= Data entries =
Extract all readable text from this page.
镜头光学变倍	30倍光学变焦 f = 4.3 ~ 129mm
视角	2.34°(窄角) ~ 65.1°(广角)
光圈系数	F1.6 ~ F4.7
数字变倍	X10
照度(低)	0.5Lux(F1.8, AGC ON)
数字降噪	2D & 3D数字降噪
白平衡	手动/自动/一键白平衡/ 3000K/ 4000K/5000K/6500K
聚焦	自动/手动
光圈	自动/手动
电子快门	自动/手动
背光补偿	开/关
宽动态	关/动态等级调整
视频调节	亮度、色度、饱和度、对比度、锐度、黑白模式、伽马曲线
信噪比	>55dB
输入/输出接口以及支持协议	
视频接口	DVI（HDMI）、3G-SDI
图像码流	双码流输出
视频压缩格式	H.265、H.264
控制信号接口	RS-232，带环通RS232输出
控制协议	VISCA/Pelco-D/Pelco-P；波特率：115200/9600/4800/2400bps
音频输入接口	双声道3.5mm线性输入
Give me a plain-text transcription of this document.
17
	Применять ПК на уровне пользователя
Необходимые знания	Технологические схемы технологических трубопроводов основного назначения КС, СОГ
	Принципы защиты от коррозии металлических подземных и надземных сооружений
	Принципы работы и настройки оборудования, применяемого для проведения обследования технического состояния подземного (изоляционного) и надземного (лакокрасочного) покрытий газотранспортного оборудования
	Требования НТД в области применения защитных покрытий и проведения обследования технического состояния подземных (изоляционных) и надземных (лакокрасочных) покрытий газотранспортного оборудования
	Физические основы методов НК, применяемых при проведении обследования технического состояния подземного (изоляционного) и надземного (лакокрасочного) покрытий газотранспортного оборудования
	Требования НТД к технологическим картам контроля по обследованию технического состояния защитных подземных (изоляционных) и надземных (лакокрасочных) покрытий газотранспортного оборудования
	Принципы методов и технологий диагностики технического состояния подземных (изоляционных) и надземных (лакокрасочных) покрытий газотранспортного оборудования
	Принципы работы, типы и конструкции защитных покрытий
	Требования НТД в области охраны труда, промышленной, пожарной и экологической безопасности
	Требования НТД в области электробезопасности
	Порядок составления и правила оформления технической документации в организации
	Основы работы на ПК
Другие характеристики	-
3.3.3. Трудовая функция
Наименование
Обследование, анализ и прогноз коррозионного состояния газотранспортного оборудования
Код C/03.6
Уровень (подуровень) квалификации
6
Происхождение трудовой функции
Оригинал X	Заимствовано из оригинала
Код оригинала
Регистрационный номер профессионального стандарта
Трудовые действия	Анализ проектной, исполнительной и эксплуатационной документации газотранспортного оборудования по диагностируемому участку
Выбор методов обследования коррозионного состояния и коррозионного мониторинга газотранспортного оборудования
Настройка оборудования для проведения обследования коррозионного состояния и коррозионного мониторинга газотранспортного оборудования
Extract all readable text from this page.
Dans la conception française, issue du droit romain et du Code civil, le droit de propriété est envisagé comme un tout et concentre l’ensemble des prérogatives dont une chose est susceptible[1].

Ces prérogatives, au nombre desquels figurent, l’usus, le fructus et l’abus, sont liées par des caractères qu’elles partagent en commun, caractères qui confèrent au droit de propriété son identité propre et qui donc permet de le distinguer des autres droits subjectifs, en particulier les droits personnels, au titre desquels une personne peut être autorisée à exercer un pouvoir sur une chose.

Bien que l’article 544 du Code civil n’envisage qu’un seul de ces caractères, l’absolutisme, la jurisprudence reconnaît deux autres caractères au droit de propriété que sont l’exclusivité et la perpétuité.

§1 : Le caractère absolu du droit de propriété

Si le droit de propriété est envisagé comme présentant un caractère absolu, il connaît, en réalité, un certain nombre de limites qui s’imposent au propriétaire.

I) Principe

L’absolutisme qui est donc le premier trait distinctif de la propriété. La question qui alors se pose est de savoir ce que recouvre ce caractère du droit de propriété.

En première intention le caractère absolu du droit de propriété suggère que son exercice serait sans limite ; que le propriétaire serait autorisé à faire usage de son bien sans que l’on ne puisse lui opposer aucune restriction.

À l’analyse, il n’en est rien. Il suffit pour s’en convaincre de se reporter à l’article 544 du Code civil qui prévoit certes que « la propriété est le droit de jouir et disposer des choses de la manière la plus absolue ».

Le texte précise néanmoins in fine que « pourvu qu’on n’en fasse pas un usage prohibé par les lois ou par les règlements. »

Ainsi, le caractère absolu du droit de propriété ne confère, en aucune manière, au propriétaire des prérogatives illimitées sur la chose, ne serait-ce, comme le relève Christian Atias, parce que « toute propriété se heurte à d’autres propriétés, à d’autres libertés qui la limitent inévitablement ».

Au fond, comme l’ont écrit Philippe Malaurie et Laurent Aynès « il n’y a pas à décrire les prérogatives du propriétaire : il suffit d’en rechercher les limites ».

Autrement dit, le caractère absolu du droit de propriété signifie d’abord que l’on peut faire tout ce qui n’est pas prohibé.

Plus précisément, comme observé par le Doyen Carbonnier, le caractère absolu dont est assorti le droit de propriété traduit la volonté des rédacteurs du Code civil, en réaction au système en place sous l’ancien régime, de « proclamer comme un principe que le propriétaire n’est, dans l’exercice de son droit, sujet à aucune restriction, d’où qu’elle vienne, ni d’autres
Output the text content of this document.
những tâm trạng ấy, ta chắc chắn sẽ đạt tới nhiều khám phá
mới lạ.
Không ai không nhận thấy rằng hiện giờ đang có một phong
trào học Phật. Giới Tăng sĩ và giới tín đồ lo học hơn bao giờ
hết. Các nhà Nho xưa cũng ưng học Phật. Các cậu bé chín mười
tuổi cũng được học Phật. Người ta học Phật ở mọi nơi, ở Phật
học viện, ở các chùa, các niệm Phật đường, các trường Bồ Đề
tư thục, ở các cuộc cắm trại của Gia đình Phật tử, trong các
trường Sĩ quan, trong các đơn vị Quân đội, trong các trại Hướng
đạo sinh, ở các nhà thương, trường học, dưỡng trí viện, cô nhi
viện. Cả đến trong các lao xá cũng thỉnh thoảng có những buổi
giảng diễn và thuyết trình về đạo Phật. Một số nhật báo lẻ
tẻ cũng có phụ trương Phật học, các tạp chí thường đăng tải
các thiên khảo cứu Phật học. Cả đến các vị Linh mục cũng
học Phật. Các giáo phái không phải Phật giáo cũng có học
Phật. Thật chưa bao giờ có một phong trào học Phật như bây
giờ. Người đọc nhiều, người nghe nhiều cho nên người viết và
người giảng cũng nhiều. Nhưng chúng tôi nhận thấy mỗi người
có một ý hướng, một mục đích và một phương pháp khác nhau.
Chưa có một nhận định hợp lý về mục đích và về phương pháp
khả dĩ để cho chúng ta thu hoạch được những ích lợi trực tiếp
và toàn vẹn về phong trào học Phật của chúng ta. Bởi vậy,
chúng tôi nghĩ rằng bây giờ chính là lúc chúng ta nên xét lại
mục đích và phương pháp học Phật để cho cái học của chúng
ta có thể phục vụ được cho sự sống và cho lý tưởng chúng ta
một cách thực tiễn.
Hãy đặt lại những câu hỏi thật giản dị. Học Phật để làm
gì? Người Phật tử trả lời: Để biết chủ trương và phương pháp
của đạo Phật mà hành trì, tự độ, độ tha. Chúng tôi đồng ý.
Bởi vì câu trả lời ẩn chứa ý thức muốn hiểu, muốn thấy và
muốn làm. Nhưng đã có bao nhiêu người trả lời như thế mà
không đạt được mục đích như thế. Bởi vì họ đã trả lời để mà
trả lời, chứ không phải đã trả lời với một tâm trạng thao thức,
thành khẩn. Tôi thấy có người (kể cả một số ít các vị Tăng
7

= What to do =
Every record above needs to be repeated word for word.

= Exercise response =
Extract all readable text from this page.
镜头光学变倍	30倍光学变焦 f = 4.3 ~ 129mm
视角	2.34°(窄角) ~ 65.1°(广角)
光圈系数	F1.6 ~ F4.7
数字变倍	X10
照度(低)	0.5Lux(F1.8, AGC ON)
数字降噪	2D & 3D数字降噪
白平衡	手动/自动/一键白平衡/ 3000K/ 4000K/5000K/6500K
聚焦	自动/手动
光圈	自动/手动
电子快门	自动/手动
背光补偿	开/关
宽动态	关/动态等级调整
视频调节	亮度、色度、饱和度、对比度、锐度、黑白模式、伽马曲线
信噪比	>55dB
输入/输出接口以及支持协议	
视频接口	DVI（HDMI）、3G-SDI
图像码流	双码流输出
视频压缩格式	H.265、H.264
控制信号接口	RS-232，带环通RS232输出
控制协议	VISCA/Pelco-D/Pelco-P；波特率：115200/9600/4800/2400bps
音频输入接口	双声道3.5mm线性输入
Give me a plain-text transcription of this document.
17
	Применять ПК на уровне пользователя
Необходимые знания	Технологические схемы технологических трубопроводов основного назначения КС, СОГ
	Принципы защиты от коррозии металлических подземных и надземных сооружений
	Принципы работы и настройки оборудования, применяемого для проведения обследования технического состояния подземного (изоляционного) и надземного (лакокрасочного) покрытий газотранспортного оборудования
	Требования НТД в области применения защитных покрытий и проведения обследования технического состояния подземных (изоляционных) и надземных (лакокрасочных) покрытий газотранспортного оборудования
	Физические основы методов НК, применяемых при проведении обследования технического состояния подземного (изоляционного) и надземного (лакокрасочного) покрытий газотранспортного оборудования
	Требования НТД к технологическим картам контроля по обследованию технического состояния защитных подземных (изоляционных) и надземных (лакокрасочных) покрытий газотранспортного оборудования
	Принципы методов и технологий диагностики технического состояния подземных (изоляционных) и надземных (лакокрасочных) покрытий газотранспортного оборудования
	Принципы работы, типы и конструкции защитных покрытий
	Требования НТД в области охраны труда, промышленной, пожарной и экологической безопасности
	Требования НТД в области электробезопасности
	Порядок составления и правила оформления технической документации в организации
	Основы работы на ПК
Другие характеристики	-
3.3.3. Трудовая функция
Наименование
Обследование, анализ и прогноз коррозионного состояния газотранспортного оборудования
Код C/03.6
Уровень (подуровень) квалификации
6
Происхождение трудовой функции
Оригинал X	Заимствовано из оригинала
Код оригинала
Регистрационный номер профессионального стандарта
Трудовые действия	Анализ проектной, исполнительной и эксплуатационной документации газотранспортного оборудования по диагностируемому участку
Выбор методов обследования коррозионного состояния и коррозионного мониторинга газотранспортного оборудования
Настройка оборудования для проведения обследования коррозионного состояния и коррозионного мониторинга газотранспортного оборудования
Extract all readable text from this page.
Dans la conception française, issue du droit romain et du Code civil, le droit de propriété est envisagé comme un tout et concentre l’ensemble des prérogatives dont une chose est susceptible[1].

Ces prérogatives, au nombre desquels figurent, l’usus, le fructus et l’abus, sont liées par des caractères qu’elles partagent en commun, caractères qui confèrent au droit de propriété son identité propre et qui donc permet de le distinguer des autres droits subjectifs, en particulier les droits personnels, au titre desquels une personne peut être autorisée à exercer un pouvoir sur une chose.

Bien que l’article 544 du Code civil n’envisage qu’un seul de ces caractères, l’absolutisme, la jurisprudence reconnaît deux autres caractères au droit de propriété que sont l’exclusivité et la perpétuité.

§1 : Le caractère absolu du droit de propriété

Si le droit de propriété est envisagé comme présentant un caractère absolu, il connaît, en réalité, un certain nombre de limites qui s’imposent au propriétaire.

I) Principe

L’absolutisme qui est donc le premier trait distinctif de la propriété. La question qui alors se pose est de savoir ce que recouvre ce caractère du droit de propriété.

En première intention le caractère absolu du droit de propriété suggère que son exercice serait sans limite ; que le propriétaire serait autorisé à faire usage de son bien sans que l’on ne puisse lui opposer aucune restriction.

À l’analyse, il n’en est rien. Il suffit pour s’en convaincre de se reporter à l’article 544 du Code civil qui prévoit certes que « la propriété est le droit de jouir et disposer des choses de la manière la plus absolue ».

Le texte précise néanmoins in fine que « pourvu qu’on n’en fasse pas un usage prohibé par les lois ou par les règlements. »

Ainsi, le caractère absolu du droit de propriété ne confère, en aucune manière, au propriétaire des prérogatives illimitées sur la chose, ne serait-ce, comme le relève Christian Atias, parce que « toute propriété se heurte à d’autres propriétés, à d’autres libertés qui la limitent inévitablement ».

Au fond, comme l’ont écrit Philippe Malaurie et Laurent Aynès « il n’y a pas à décrire les prérogatives du propriétaire : il suffit d’en rechercher les limites ».

Autrement dit, le caractère absolu du droit de propriété signifie d’abord que l’on peut faire tout ce qui n’est pas prohibé.

Plus précisément, comme observé par le Doyen Carbonnier, le caractère absolu dont est assorti le droit de propriété traduit la volonté des rédacteurs du Code civil, en réaction au système en place sous l’ancien régime, de « proclamer comme un principe que le propriétaire n’est, dans l’exercice de son droit, sujet à aucune restriction, d’où qu’elle vienne, ni d’autres
Output the text content of this document.
những tâm trạng ấy, ta chắc chắn sẽ đạt tới nhiều khám phá
mới lạ.
Không ai không nhận thấy rằng hiện giờ đang có một phong
trào học Phật. Giới Tăng sĩ và giới tín đồ lo học hơn bao giờ
hết. Các nhà Nho xưa cũng ưng học Phật. Các cậu bé chín mười
tuổi cũng được học Phật. Người ta học Phật ở mọi nơi, ở Phật
học viện, ở các chùa, các niệm Phật đường, các trường Bồ Đề
tư thục, ở các cuộc cắm trại của Gia đình Phật tử, trong các
trường Sĩ quan, trong các đơn vị Quân đội, trong các trại Hướng
đạo sinh, ở các nhà thương, trường học, dưỡng trí viện, cô nhi
viện. Cả đến trong các lao xá cũng thỉnh thoảng có những buổi
giảng diễn và thuyết trình về đạo Phật. Một số nhật báo lẻ
tẻ cũng có phụ trương Phật học, các tạp chí thường đăng tải
các thiên khảo cứu Phật học. Cả đến các vị Linh mục cũng
học Phật. Các giáo phái không phải Phật giáo cũng có học
Phật. Thật chưa bao giờ có một phong trào học Phật như bây
giờ. Người đọc nhiều, người nghe nhiều cho nên người viết và
người giảng cũng nhiều. Nhưng chúng tôi nhận thấy mỗi người
có một ý hướng, một mục đích và một phương pháp khác nhau.
Chưa có một nhận định hợp lý về mục đích và về phương pháp
khả dĩ để cho chúng ta thu hoạch được những ích lợi trực tiếp
và toàn vẹn về phong trào học Phật của chúng ta. Bởi vậy,
chúng tôi nghĩ rằng bây giờ chính là lúc chúng ta nên xét lại
mục đích và phương pháp học Phật để cho cái học của chúng
ta có thể phục vụ được cho sự sống và cho lý tưởng chúng ta
một cách thực tiễn.
Hãy đặt lại những câu hỏi thật giản dị. Học Phật để làm
gì? Người Phật tử trả lời: Để biết chủ trương và phương pháp
của đạo Phật mà hành trì, tự độ, độ tha. Chúng tôi đồng ý.
Bởi vì câu trả lời ẩn chứa ý thức muốn hiểu, muốn thấy và
muốn làm. Nhưng đã có bao nhiêu người trả lời như thế mà
không đạt được mục đích như thế. Bởi vì họ đã trả lời để mà
trả lời, chứ không phải đã trả lời với một tâm trạng thao thức,
thành khẩn. Tôi thấy có người (kể cả một số ít các vị Tăng
7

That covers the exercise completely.